Information provided:
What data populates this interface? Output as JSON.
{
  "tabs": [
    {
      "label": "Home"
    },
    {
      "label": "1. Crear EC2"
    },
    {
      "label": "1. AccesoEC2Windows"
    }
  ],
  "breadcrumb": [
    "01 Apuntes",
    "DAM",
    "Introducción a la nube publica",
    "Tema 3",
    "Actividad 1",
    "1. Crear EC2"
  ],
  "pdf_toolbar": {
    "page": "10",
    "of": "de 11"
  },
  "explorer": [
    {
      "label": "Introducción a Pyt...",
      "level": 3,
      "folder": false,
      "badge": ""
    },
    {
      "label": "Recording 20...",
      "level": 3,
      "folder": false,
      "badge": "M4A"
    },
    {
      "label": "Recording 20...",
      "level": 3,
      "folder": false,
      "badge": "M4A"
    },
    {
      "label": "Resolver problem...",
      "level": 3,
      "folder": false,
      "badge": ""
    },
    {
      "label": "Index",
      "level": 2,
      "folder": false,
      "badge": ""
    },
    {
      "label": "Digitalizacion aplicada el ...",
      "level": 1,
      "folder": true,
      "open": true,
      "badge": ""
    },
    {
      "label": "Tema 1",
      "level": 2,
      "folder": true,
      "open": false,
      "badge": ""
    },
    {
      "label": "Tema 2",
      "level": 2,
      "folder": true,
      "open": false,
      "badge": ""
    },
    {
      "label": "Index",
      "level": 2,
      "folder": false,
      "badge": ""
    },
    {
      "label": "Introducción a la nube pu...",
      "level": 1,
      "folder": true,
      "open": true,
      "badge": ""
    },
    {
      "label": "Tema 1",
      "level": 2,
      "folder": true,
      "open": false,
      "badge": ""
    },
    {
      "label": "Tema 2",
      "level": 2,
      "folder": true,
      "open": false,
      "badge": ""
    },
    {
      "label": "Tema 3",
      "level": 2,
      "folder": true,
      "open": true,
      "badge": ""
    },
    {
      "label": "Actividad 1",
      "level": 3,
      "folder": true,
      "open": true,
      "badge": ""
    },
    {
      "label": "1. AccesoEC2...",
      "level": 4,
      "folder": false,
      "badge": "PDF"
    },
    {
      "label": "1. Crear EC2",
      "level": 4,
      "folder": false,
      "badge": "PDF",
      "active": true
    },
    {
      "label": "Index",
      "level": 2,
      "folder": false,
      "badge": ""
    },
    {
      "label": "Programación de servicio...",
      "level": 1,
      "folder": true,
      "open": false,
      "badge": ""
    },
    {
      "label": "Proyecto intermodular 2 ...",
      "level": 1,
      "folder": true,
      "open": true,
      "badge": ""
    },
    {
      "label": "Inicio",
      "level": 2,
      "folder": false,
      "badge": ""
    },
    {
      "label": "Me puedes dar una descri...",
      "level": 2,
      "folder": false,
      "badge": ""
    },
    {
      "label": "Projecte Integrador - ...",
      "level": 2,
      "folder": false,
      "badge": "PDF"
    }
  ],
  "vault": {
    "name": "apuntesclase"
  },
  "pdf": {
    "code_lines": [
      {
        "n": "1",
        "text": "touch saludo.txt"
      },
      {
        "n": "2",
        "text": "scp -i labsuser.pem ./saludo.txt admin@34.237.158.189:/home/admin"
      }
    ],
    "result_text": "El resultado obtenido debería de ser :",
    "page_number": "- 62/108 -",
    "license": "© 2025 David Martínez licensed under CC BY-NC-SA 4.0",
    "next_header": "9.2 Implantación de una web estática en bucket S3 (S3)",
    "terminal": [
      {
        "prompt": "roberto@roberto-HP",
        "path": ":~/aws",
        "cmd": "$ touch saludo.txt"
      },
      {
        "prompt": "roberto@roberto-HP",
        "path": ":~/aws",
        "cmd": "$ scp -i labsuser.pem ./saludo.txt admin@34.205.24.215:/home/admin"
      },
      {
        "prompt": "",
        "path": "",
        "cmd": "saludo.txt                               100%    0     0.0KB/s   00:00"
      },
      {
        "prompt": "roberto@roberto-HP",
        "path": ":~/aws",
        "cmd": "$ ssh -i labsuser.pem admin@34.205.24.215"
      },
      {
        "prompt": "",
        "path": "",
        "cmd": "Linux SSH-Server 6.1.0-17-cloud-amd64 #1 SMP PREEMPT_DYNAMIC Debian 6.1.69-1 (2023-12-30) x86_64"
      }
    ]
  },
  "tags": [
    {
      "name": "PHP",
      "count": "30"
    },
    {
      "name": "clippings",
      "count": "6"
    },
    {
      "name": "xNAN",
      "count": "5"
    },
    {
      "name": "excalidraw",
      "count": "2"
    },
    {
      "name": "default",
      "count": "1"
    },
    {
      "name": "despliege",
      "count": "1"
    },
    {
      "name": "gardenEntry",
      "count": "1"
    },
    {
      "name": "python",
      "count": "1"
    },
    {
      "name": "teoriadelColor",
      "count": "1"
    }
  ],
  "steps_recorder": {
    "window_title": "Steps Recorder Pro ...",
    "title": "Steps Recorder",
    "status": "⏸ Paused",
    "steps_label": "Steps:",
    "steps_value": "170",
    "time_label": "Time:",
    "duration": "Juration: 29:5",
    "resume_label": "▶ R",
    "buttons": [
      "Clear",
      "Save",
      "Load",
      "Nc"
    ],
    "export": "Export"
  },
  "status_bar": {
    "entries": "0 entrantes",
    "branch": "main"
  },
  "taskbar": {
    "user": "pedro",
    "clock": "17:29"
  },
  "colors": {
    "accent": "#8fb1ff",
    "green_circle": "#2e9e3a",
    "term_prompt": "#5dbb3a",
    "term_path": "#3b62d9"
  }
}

Job: Output the records above in their entirety, exactly.

Response to this exercise:
What data populates this interface? Output as JSON.
{
  "tabs": [
    {
      "label": "Home"
    },
    {
      "label": "1. Crear EC2"
    },
    {
      "label": "1. AccesoEC2Windows"
    }
  ],
  "breadcrumb": [
    "01 Apuntes",
    "DAM",
    "Introducción a la nube publica",
    "Tema 3",
    "Actividad 1",
    "1. Crear EC2"
  ],
  "pdf_toolbar": {
    "page": "10",
    "of": "de 11"
  },
  "explorer": [
    {
      "label": "Introducción a Pyt...",
      "level": 3,
      "folder": false,
      "badge": ""
    },
    {
      "label": "Recording 20...",
      "level": 3,
      "folder": false,
      "badge": "M4A"
    },
    {
      "label": "Recording 20...",
      "level": 3,
      "folder": false,
      "badge": "M4A"
    },
    {
      "label": "Resolver problem...",
      "level": 3,
      "folder": false,
      "badge": ""
    },
    {
      "label": "Index",
      "level": 2,
      "folder": false,
      "badge": ""
    },
    {
      "label": "Digitalizacion aplicada el ...",
      "level": 1,
      "folder": true,
      "open": true,
      "badge": ""
    },
    {
      "label": "Tema 1",
      "level": 2,
      "folder": true,
      "open": false,
      "badge": ""
    },
    {
      "label": "Tema 2",
      "level": 2,
      "folder": true,
      "open": false,
      "badge": ""
    },
    {
      "label": "Index",
      "level": 2,
      "folder": false,
      "badge": ""
    },
    {
      "label": "Introducción a la nube pu...",
      "level": 1,
      "folder": true,
      "open": true,
      "badge": ""
    },
    {
      "label": "Tema 1",
      "level": 2,
      "folder": true,
      "open": false,
      "badge": ""
    },
    {
      "label": "Tema 2",
      "level": 2,
      "folder": true,
      "open": false,
      "badge": ""
    },
    {
      "label": "Tema 3",
      "level": 2,
      "folder": true,
      "open": true,
      "badge": ""
    },
    {
      "label": "Actividad 1",
      "level": 3,
      "folder": true,
      "open": true,
      "badge": ""
    },
    {
      "label": "1. AccesoEC2...",
      "level": 4,
      "folder": false,
      "badge": "PDF"
    },
    {
      "label": "1. Crear EC2",
      "level": 4,
      "folder": false,
      "badge": "PDF",
      "active": true
    },
    {
      "label": "Index",
      "level": 2,
      "folder": false,
      "badge": ""
    },
    {
      "label": "Programación de servicio...",
      "level": 1,
      "folder": true,
      "open": false,
      "badge": ""
    },
    {
      "label": "Proyecto intermodular 2 ...",
      "level": 1,
      "folder": true,
      "open": true,
      "badge": ""
    },
    {
      "label": "Inicio",
      "level": 2,
      "folder": false,
      "badge": ""
    },
    {
      "label": "Me puedes dar una descri...",
      "level": 2,
      "folder": false,
      "badge": ""
    },
    {
      "label": "Projecte Integrador - ...",
      "level": 2,
      "folder": false,
      "badge": "PDF"
    }
  ],
  "vault": {
    "name": "apuntesclase"
  },
  "pdf": {
    "code_lines": [
      {
        "n": "1",
        "text": "touch saludo.txt"
      },
      {
        "n": "2",
        "text": "scp -i labsuser.pem ./saludo.txt admin@34.237.158.189:/home/admin"
      }
    ],
    "result_text": "El resultado obtenido debería de ser :",
    "page_number": "- 62/108 -",
    "license": "© 2025 David Martínez licensed under CC BY-NC-SA 4.0",
    "next_header": "9.2 Implantación de una web estática en bucket S3 (S3)",
    "terminal": [
      {
        "prompt": "roberto@roberto-HP",
        "path": ":~/aws",
        "cmd": "$ touch saludo.txt"
      },
      {
        "prompt": "roberto@roberto-HP",
        "path": ":~/aws",
        "cmd": "$ scp -i labsuser.pem ./saludo.txt admin@34.205.24.215:/home/admin"
      },
      {
        "prompt": "",
        "path": "",
        "cmd": "saludo.txt                               100%    0     0.0KB/s   00:00"
      },
      {
        "prompt": "roberto@roberto-HP",
        "path": ":~/aws",
        "cmd": "$ ssh -i labsuser.pem admin@34.205.24.215"
      },
      {
        "prompt": "",
        "path": "",
        "cmd": "Linux SSH-Server 6.1.0-17-cloud-amd64 #1 SMP PREEMPT_DYNAMIC Debian 6.1.69-1 (2023-12-30) x86_64"
      }
    ]
  },
  "tags": [
    {
      "name": "PHP",
      "count": "30"
    },
    {
      "name": "clippings",
      "count": "6"
    },
    {
      "name": "xNAN",
      "count": "5"
    },
    {
      "name": "excalidraw",
      "count": "2"
    },
    {
      "name": "default",
      "count": "1"
    },
    {
      "name": "despliege",
      "count": "1"
    },
    {
      "name": "gardenEntry",
      "count": "1"
    },
    {
      "name": "python",
      "count": "1"
    },
    {
      "name": "teoriadelColor",
      "count": "1"
    }
  ],
  "steps_recorder": {
    "window_title": "Steps Recorder Pro ...",
    "title": "Steps Recorder",
    "status": "⏸ Paused",
    "steps_label": "Steps:",
    "steps_value": "170",
    "time_label": "Time:",
    "duration": "Juration: 29:5",
    "resume_label": "▶ R",
    "buttons": [
      "Clear",
      "Save",
      "Load",
      "Nc"
    ],
    "export": "Export"
  },
  "status_bar": {
    "entries": "0 entrantes",
    "branch": "main"
  },
  "taskbar": {
    "user": "pedro",
    "clock": "17:29"
  },
  "colors": {
    "accent": "#8fb1ff",
    "green_circle": "#2e9e3a",
    "term_prompt": "#5dbb3a",
    "term_path": "#3b62d9"
  }
}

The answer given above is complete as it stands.